Stored data entries:
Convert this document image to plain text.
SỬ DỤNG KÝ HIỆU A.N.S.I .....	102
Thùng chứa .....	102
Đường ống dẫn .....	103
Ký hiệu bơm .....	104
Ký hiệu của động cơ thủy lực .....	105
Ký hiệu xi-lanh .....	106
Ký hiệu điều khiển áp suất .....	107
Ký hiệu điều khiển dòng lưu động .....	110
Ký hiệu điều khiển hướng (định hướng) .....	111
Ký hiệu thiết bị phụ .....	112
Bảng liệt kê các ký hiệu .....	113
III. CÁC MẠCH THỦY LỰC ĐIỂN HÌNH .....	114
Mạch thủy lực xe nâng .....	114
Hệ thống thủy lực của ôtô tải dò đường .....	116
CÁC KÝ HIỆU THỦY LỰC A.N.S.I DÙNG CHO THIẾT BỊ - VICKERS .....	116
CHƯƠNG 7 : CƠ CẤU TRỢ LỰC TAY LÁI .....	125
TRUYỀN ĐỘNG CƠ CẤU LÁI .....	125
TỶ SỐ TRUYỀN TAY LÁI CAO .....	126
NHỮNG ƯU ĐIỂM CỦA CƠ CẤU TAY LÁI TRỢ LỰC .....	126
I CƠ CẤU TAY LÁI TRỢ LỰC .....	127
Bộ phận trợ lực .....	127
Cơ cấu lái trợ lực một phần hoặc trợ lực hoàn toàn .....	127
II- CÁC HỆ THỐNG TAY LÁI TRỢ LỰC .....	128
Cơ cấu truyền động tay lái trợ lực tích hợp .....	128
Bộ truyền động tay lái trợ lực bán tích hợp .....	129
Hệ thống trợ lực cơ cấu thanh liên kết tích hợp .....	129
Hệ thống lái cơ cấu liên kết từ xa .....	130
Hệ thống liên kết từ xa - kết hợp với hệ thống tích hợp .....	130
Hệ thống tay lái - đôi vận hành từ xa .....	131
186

**Task:** Collect from the data above every line that includes "khiển".

**Response:**
Ký hiệu điều khiển áp suất .....	107
Ký hiệu điều khiển dòng lưu động .....	110
Ký hiệu điều khiển hướng (định hướng) .....	111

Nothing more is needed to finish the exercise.